■ SHORT TASK ■
Output the listing below as a numbered list with no blank lines, and leave the pictures out.
---- RECORDS FOR THE EXERCISE
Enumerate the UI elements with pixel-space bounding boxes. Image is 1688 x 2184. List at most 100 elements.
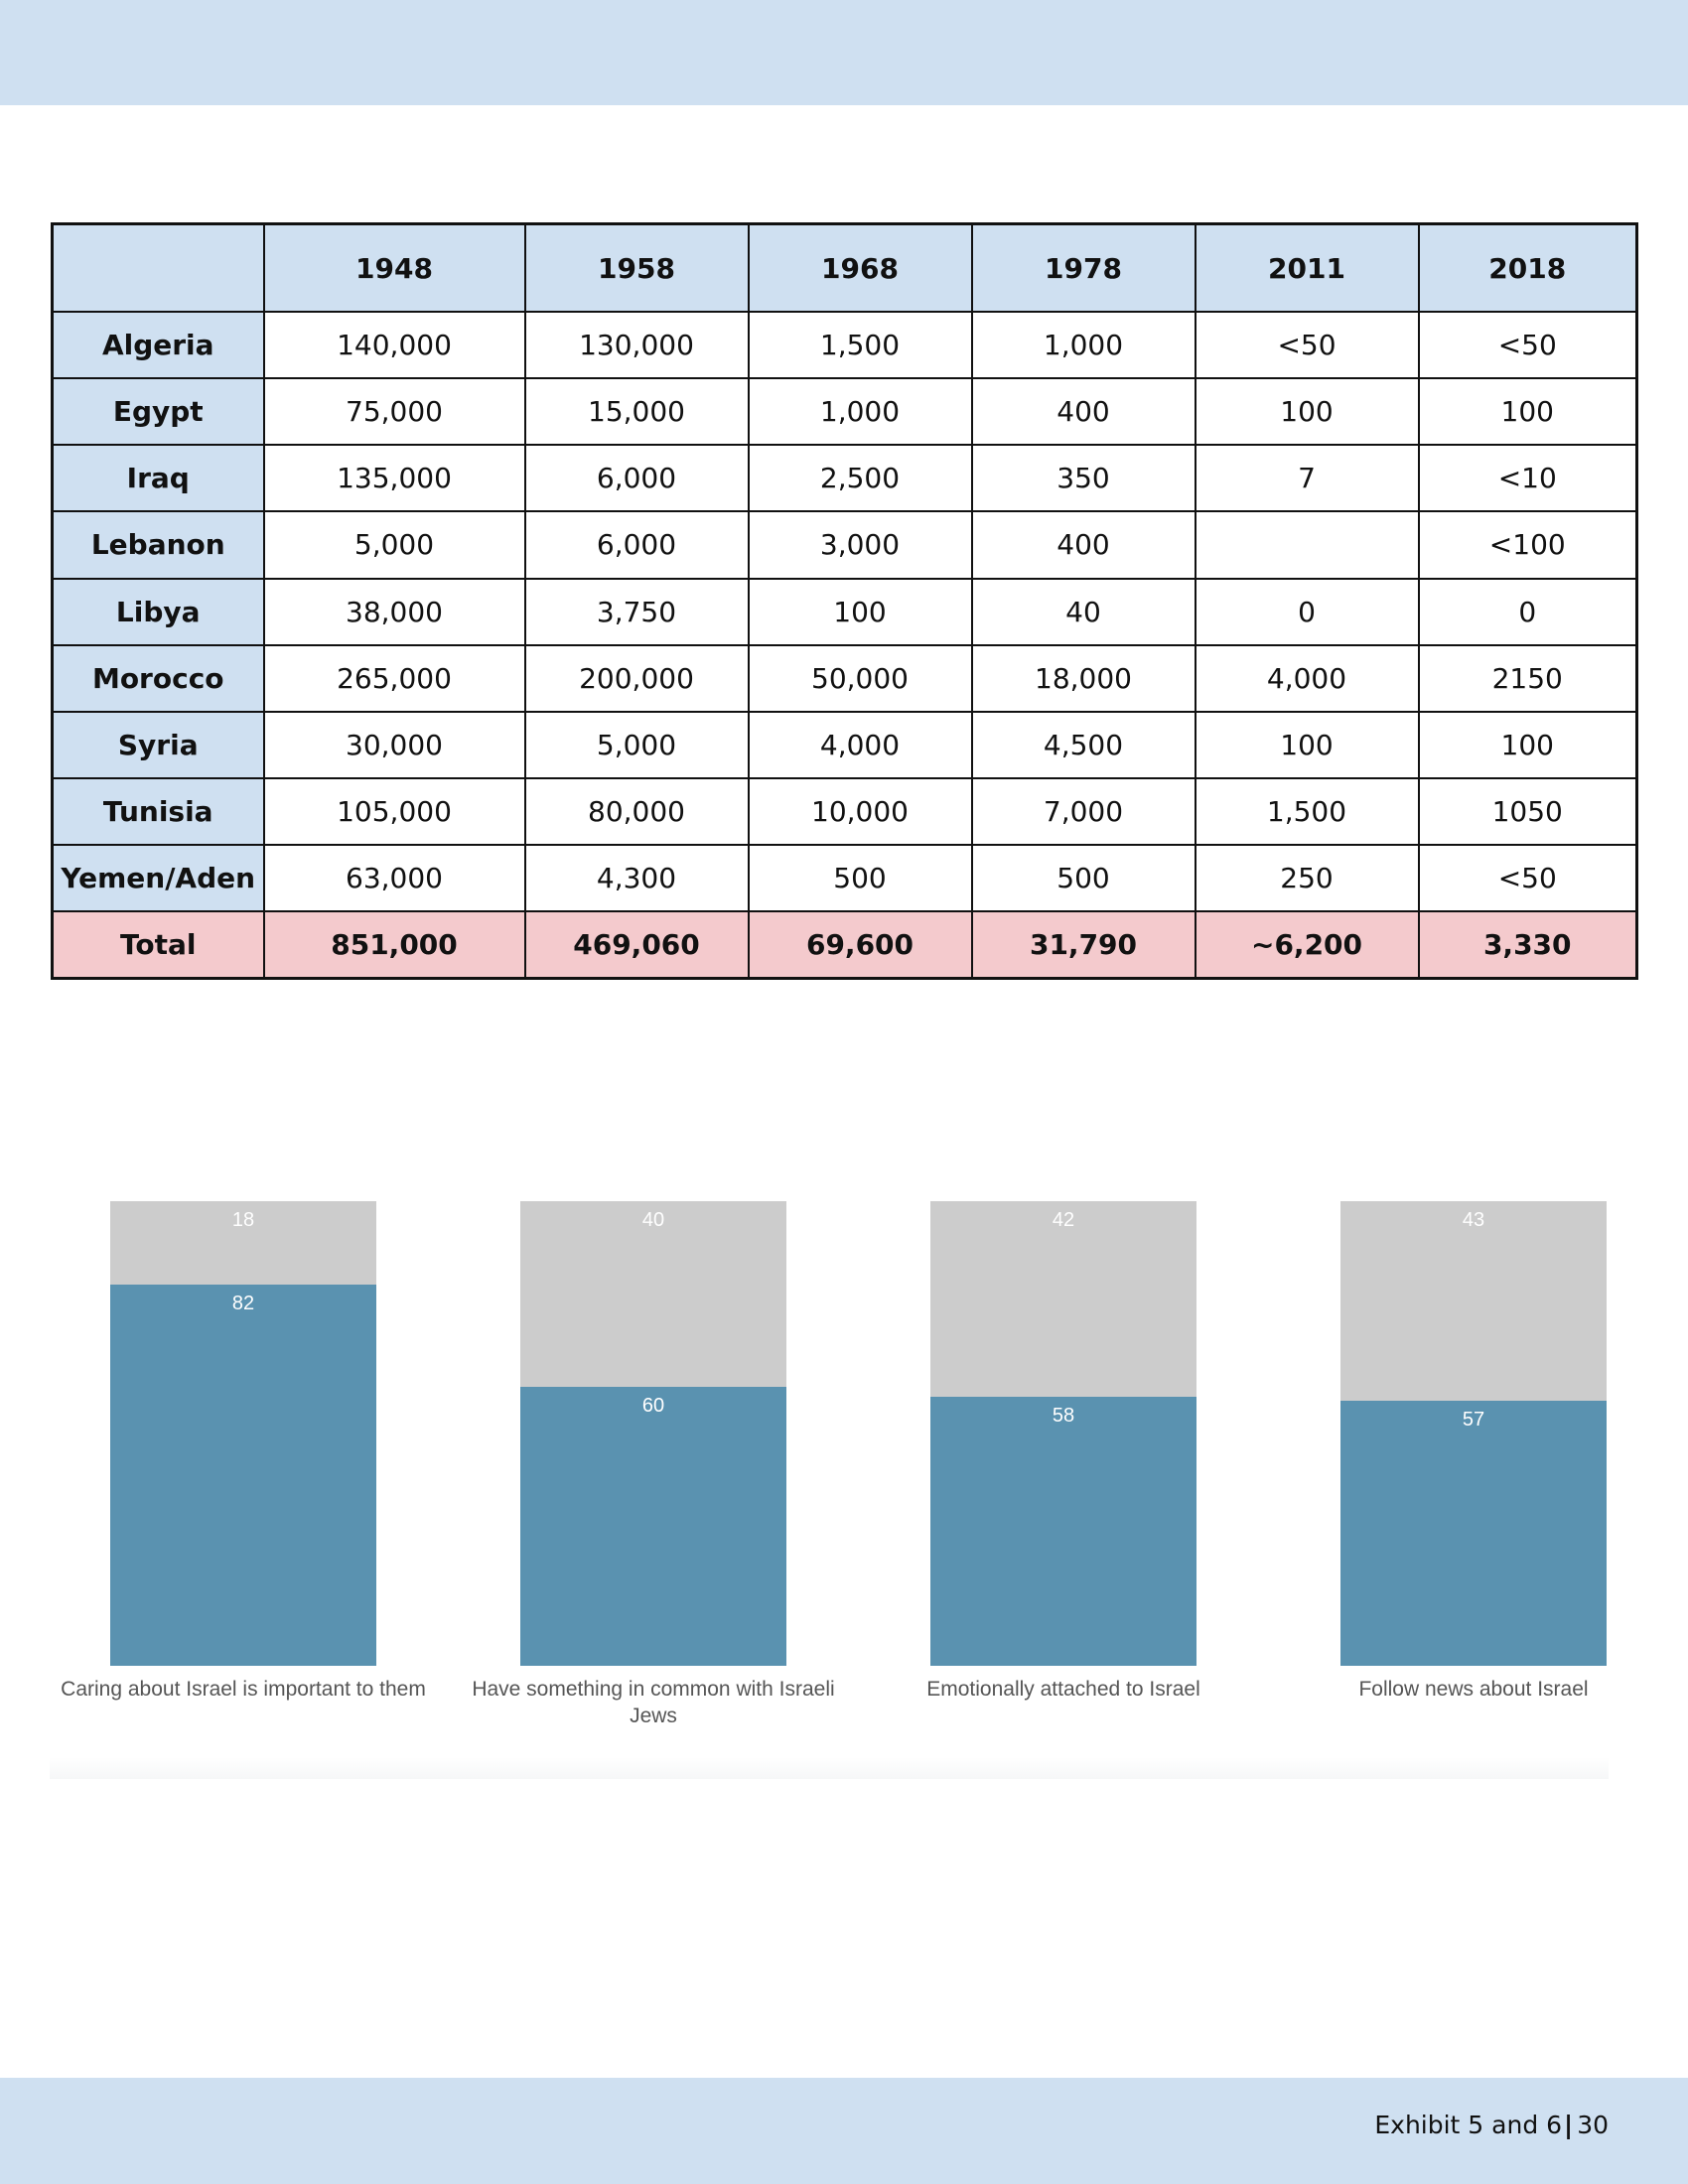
column-header: 1958 xyxy=(523,222,750,313)
population-cell: 1,500 xyxy=(1194,776,1420,847)
exhibit-label: Exhibit 5 and 6 xyxy=(1374,2111,1563,2139)
stacked-bar-chart: 18 82 Caring about Israel is important to … xyxy=(40,1201,1609,1777)
population-cell: 105,000 xyxy=(262,776,526,847)
population-cell: <100 xyxy=(1417,510,1638,580)
country-cell: Lebanon xyxy=(51,510,265,580)
data-label-remainder: 18 xyxy=(231,1209,255,1231)
total-cell: 69,600 xyxy=(747,910,973,980)
table-row: Syria 30,000 5,000 4,000 4,500 100 100 xyxy=(51,710,1638,779)
category-label: Emotionally attached to Israel xyxy=(926,1678,1200,1701)
country-cell: Algeria xyxy=(51,310,265,380)
table-row: Egypt 75,000 15,000 1,000 400 100 100 xyxy=(51,377,1638,447)
population-cell: 250 xyxy=(1194,844,1420,913)
bar-segment-remainder xyxy=(930,1201,1196,1397)
population-cell: 400 xyxy=(970,377,1196,447)
table-header: 1948 1958 1968 1978 2011 2018 xyxy=(51,222,1638,313)
data-label-remainder: 40 xyxy=(641,1209,665,1231)
bar-segment-value xyxy=(1340,1401,1607,1666)
total-cell: 469,060 xyxy=(523,910,750,980)
population-cell: 130,000 xyxy=(523,310,750,380)
population-cell: <50 xyxy=(1417,844,1638,913)
column-header: 2018 xyxy=(1417,222,1638,313)
population-cell: 100 xyxy=(1417,377,1638,447)
population-cell: 0 xyxy=(1417,577,1638,646)
country-cell: Syria xyxy=(51,710,265,779)
population-cell: 3,000 xyxy=(747,510,973,580)
population-cell: 140,000 xyxy=(262,310,526,380)
column-header: 1968 xyxy=(747,222,973,313)
population-cell: 135,000 xyxy=(262,444,526,513)
population-cell xyxy=(1194,510,1420,580)
category-label: Caring about Israel is important to them xyxy=(61,1678,426,1701)
column-header: 1978 xyxy=(970,222,1196,313)
bar-segment-remainder xyxy=(520,1201,786,1388)
data-label-remainder: 43 xyxy=(1462,1209,1485,1231)
footer-band xyxy=(0,2078,1688,2184)
country-cell: Morocco xyxy=(51,643,265,713)
population-cell: 1,000 xyxy=(970,310,1196,380)
bar-group: 43 57 xyxy=(1340,1201,1607,1666)
total-cell: 851,000 xyxy=(262,910,526,980)
column-header: 1948 xyxy=(262,222,526,313)
table-row: Lebanon 5,000 6,000 3,000 400 <100 xyxy=(51,510,1638,580)
population-cell: 30,000 xyxy=(262,710,526,779)
bar-segment-remainder xyxy=(110,1201,376,1286)
country-cell: Iraq xyxy=(51,444,265,513)
population-cell: 2,500 xyxy=(747,444,973,513)
table-body: Algeria 140,000 130,000 1,500 1,000 <50 <50 Egy… xyxy=(51,310,1638,980)
category-label: Follow news about Israel xyxy=(1358,1678,1589,1701)
data-label-value: 82 xyxy=(231,1293,255,1315)
country-cell: Libya xyxy=(51,577,265,646)
page-number: 30 xyxy=(1577,2111,1609,2139)
population-cell: 500 xyxy=(747,844,973,913)
data-label-value: 58 xyxy=(1052,1404,1075,1427)
population-cell: 75,000 xyxy=(262,377,526,447)
column-header: 2011 xyxy=(1194,222,1420,313)
table-row: Morocco 265,000 200,000 50,000 18,000 4,000 21… xyxy=(51,643,1638,713)
population-cell: 1,500 xyxy=(747,310,973,380)
table-row: Iraq 135,000 6,000 2,500 350 7 <10 xyxy=(51,444,1638,513)
population-cell: 100 xyxy=(1194,710,1420,779)
population-cell: 350 xyxy=(970,444,1196,513)
bar-group: 42 58 xyxy=(930,1201,1196,1666)
population-cell: 5,000 xyxy=(523,710,750,779)
country-cell: Tunisia xyxy=(51,776,265,847)
population-cell: 0 xyxy=(1194,577,1420,646)
table-row: Algeria 140,000 130,000 1,500 1,000 <50 <50 xyxy=(51,310,1638,380)
bar-group: 40 60 xyxy=(520,1201,786,1666)
population-cell: <50 xyxy=(1417,310,1638,380)
total-cell: 3,330 xyxy=(1417,910,1638,980)
population-cell: 265,000 xyxy=(262,643,526,713)
population-cell: 100 xyxy=(1194,377,1420,447)
population-cell: <50 xyxy=(1194,310,1420,380)
total-row: Total 851,000 469,060 69,600 31,790 ~6,200 3,3… xyxy=(51,910,1638,980)
population-cell: 4,300 xyxy=(523,844,750,913)
population-cell: 1050 xyxy=(1417,776,1638,847)
data-label-value: 57 xyxy=(1462,1409,1485,1432)
header-corner xyxy=(51,222,265,313)
population-cell: 6,000 xyxy=(523,510,750,580)
population-cell: 7 xyxy=(1194,444,1420,513)
header-band xyxy=(0,0,1688,105)
total-label: Total xyxy=(51,910,265,980)
population-cell: 4,000 xyxy=(747,710,973,779)
population-cell: 18,000 xyxy=(970,643,1196,713)
bar-segment-value xyxy=(930,1396,1196,1666)
population-cell: 40 xyxy=(970,577,1196,646)
population-cell: 100 xyxy=(1417,710,1638,779)
population-cell: 7,000 xyxy=(970,776,1196,847)
bar-segment-value xyxy=(110,1285,376,1666)
population-cell: 10,000 xyxy=(747,776,973,847)
population-cell: 50,000 xyxy=(747,643,973,713)
population-cell: 5,000 xyxy=(262,510,526,580)
page-footer: Exhibit 5 and 6| 30 xyxy=(1374,2111,1609,2139)
table-row: Yemen/Aden 63,000 4,300 500 500 250 <50 xyxy=(51,844,1638,913)
bar-segment-remainder xyxy=(1340,1201,1607,1402)
population-cell: 80,000 xyxy=(523,776,750,847)
total-cell: ~6,200 xyxy=(1194,910,1420,980)
population-cell: 200,000 xyxy=(523,643,750,713)
population-cell: 3,750 xyxy=(523,577,750,646)
population-cell: 4,000 xyxy=(1194,643,1420,713)
table-row: Libya 38,000 3,750 100 40 0 0 xyxy=(51,577,1638,646)
population-cell: 100 xyxy=(747,577,973,646)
--------
■ RESULT OF THIS TASK ■
1. Enumerate the UI elements with pixel-space bounding boxes. Image is 1688 x 2184. List at most 100 elements.
2. column-header: 1958 xyxy=(523,222,750,313)
3. population-cell: 1,500 xyxy=(1194,776,1420,847)
4. exhibit-label: Exhibit 5 and 6 xyxy=(1374,2111,1563,2139)
5. stacked-bar-chart: 18 82 Caring about Israel is important to … xyxy=(40,1201,1609,1777)
6. population-cell: 105,000 xyxy=(262,776,526,847)
7. population-cell: <100 xyxy=(1417,510,1638,580)
8. country-cell: Lebanon xyxy=(51,510,265,580)
9. data-label-remainder: 18 xyxy=(231,1209,255,1231)
10. total-cell: 69,600 xyxy=(747,910,973,980)
11. table-row: Syria 30,000 5,000 4,000 4,500 100 100 xyxy=(51,710,1638,779)
12. category-label: Emotionally attached to Israel xyxy=(926,1678,1200,1701)
13. country-cell: Algeria xyxy=(51,310,265,380)
14. table-row: Egypt 75,000 15,000 1,000 400 100 100 xyxy=(51,377,1638,447)
15. population-cell: 250 xyxy=(1194,844,1420,913)
16. bar-segment-remainder xyxy=(930,1201,1196,1397)
17. population-cell: 400 xyxy=(970,377,1196,447)
18. table-header: 1948 1958 1968 1978 2011 2018 xyxy=(51,222,1638,313)
19. data-label-remainder: 40 xyxy=(641,1209,665,1231)
20. bar-segment-value xyxy=(1340,1401,1607,1666)
21. total-cell: 469,060 xyxy=(523,910,750,980)
22. population-cell: 130,000 xyxy=(523,310,750,380)
23. population-cell: <50 xyxy=(1417,844,1638,913)
24. column-header: 2018 xyxy=(1417,222,1638,313)
25. population-cell: 100 xyxy=(1417,377,1638,447)
26. population-cell: 0 xyxy=(1417,577,1638,646)
27. country-cell: Syria xyxy=(51,710,265,779)
28. population-cell: 3,000 xyxy=(747,510,973,580)
29. population-cell: 140,000 xyxy=(262,310,526,380)
30. column-header: 1968 xyxy=(747,222,973,313)
31. population-cell: 135,000 xyxy=(262,444,526,513)
32. population-cell xyxy=(1194,510,1420,580)
33. category-label: Caring about Israel is important to them xyxy=(61,1678,426,1701)
34. column-header: 1978 xyxy=(970,222,1196,313)
35. bar-segment-remainder xyxy=(520,1201,786,1388)
36. data-label-remainder: 43 xyxy=(1462,1209,1485,1231)
37. footer-band xyxy=(0,2078,1688,2184)
38. country-cell: Morocco xyxy=(51,643,265,713)
39. population-cell: 1,000 xyxy=(970,310,1196,380)
40. bar-group: 43 57 xyxy=(1340,1201,1607,1666)
41. total-cell: 851,000 xyxy=(262,910,526,980)
42. column-header: 1948 xyxy=(262,222,526,313)
43. table-row: Lebanon 5,000 6,000 3,000 400 <100 xyxy=(51,510,1638,580)
44. population-cell: 30,000 xyxy=(262,710,526,779)
45. bar-segment-remainder xyxy=(110,1201,376,1286)
46. country-cell: Iraq xyxy=(51,444,265,513)
47. population-cell: 2,500 xyxy=(747,444,973,513)
48. table-body: Algeria 140,000 130,000 1,500 1,000 <50 <50 Egy… xyxy=(51,310,1638,980)
49. category-label: Follow news about Israel xyxy=(1358,1678,1589,1701)
50. data-label-value: 82 xyxy=(231,1293,255,1315)
51. country-cell: Libya xyxy=(51,577,265,646)
52. page-number: 30 xyxy=(1577,2111,1609,2139)
53. population-cell: 500 xyxy=(747,844,973,913)
54. data-label-value: 58 xyxy=(1052,1404,1075,1427)
55. population-cell: 75,000 xyxy=(262,377,526,447)
56. column-header: 2011 xyxy=(1194,222,1420,313)
57. table-row: Morocco 265,000 200,000 50,000 18,000 4,000 21… xyxy=(51,643,1638,713)
58. population-cell: 1,500 xyxy=(747,310,973,380)
59. table-row: Iraq 135,000 6,000 2,500 350 7 <10 xyxy=(51,444,1638,513)
60. population-cell: 100 xyxy=(1194,710,1420,779)
61. population-cell: 350 xyxy=(970,444,1196,513)
62. bar-group: 42 58 xyxy=(930,1201,1196,1666)
63. population-cell: 5,000 xyxy=(523,710,750,779)
64. country-cell: Tunisia xyxy=(51,776,265,847)
65. population-cell: 0 xyxy=(1194,577,1420,646)
66. table-row: Algeria 140,000 130,000 1,500 1,000 <50 <50 xyxy=(51,310,1638,380)
67. bar-group: 40 60 xyxy=(520,1201,786,1666)
68. population-cell: <50 xyxy=(1417,310,1638,380)
69. total-cell: 3,330 xyxy=(1417,910,1638,980)
70. population-cell: 265,000 xyxy=(262,643,526,713)
71. population-cell: 100 xyxy=(1194,377,1420,447)
72. population-cell: <50 xyxy=(1194,310,1420,380)
73. total-row: Total 851,000 469,060 69,600 31,790 ~6,200 3,3… xyxy=(51,910,1638,980)
74. population-cell: 4,300 xyxy=(523,844,750,913)
75. population-cell: 1050 xyxy=(1417,776,1638,847)
76. data-label-value: 57 xyxy=(1462,1409,1485,1432)
77. header-corner xyxy=(51,222,265,313)
78. population-cell: 6,000 xyxy=(523,510,750,580)
79. population-cell: 7 xyxy=(1194,444,1420,513)
80. header-band xyxy=(0,0,1688,105)
81. total-label: Total xyxy=(51,910,265,980)
82. population-cell: 4,000 xyxy=(747,710,973,779)
83. population-cell: 18,000 xyxy=(970,643,1196,713)
84. bar-segment-value xyxy=(930,1396,1196,1666)
85. population-cell: 40 xyxy=(970,577,1196,646)
86. population-cell: 100 xyxy=(1417,710,1638,779)
87. population-cell: 7,000 xyxy=(970,776,1196,847)
88. bar-segment-value xyxy=(110,1285,376,1666)
89. population-cell: 10,000 xyxy=(747,776,973,847)
90. population-cell: 50,000 xyxy=(747,643,973,713)
91. population-cell: 5,000 xyxy=(262,510,526,580)
92. page-footer: Exhibit 5 and 6| 30 xyxy=(1374,2111,1609,2139)
93. table-row: Yemen/Aden 63,000 4,300 500 500 250 <50 xyxy=(51,844,1638,913)
94. bar-segment-remainder xyxy=(1340,1201,1607,1402)
95. population-cell: 80,000 xyxy=(523,776,750,847)
96. total-cell: ~6,200 xyxy=(1194,910,1420,980)
97. population-cell: 200,000 xyxy=(523,643,750,713)
98. population-cell: 3,750 xyxy=(523,577,750,646)
99. population-cell: 4,000 xyxy=(1194,643,1420,713)
100. table-row: Libya 38,000 3,750 100 40 0 0 xyxy=(51,577,1638,646)
101. population-cell: 100 xyxy=(747,577,973,646)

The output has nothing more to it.